**Work to be completed:**
Of all the lines in the material below, how many include the string "nazwie"? Give the number only.

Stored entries

════

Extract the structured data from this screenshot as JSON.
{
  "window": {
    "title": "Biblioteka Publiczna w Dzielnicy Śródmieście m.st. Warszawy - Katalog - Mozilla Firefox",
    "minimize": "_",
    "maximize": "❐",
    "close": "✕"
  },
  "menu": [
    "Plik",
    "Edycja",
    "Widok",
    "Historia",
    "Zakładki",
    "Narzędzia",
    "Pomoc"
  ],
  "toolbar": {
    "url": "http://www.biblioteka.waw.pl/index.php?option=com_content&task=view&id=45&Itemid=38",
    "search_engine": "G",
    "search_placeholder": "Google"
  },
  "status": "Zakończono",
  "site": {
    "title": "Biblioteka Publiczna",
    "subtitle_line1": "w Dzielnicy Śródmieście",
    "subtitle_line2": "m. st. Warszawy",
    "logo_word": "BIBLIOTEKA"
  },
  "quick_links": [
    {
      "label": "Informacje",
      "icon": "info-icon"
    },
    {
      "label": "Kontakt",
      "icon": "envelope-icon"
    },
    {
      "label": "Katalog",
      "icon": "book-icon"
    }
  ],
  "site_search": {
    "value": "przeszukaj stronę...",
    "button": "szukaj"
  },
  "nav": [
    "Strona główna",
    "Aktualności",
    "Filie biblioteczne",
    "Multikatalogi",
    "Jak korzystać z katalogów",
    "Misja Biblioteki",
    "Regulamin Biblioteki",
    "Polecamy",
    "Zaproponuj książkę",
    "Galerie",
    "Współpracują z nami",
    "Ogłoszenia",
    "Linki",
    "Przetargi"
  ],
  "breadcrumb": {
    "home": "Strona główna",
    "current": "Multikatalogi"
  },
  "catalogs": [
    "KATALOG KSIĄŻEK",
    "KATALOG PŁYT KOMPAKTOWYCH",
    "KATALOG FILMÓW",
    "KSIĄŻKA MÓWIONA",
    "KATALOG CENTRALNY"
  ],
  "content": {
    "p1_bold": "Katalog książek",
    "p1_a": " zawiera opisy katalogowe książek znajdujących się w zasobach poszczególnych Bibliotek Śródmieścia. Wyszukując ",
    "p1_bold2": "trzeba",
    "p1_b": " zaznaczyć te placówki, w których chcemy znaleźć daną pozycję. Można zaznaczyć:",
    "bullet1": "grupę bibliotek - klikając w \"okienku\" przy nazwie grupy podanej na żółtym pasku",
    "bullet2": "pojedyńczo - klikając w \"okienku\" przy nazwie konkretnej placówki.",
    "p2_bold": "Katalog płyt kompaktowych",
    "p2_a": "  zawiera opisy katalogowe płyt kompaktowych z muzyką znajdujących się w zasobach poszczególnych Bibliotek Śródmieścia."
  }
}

════

**Solution:**
2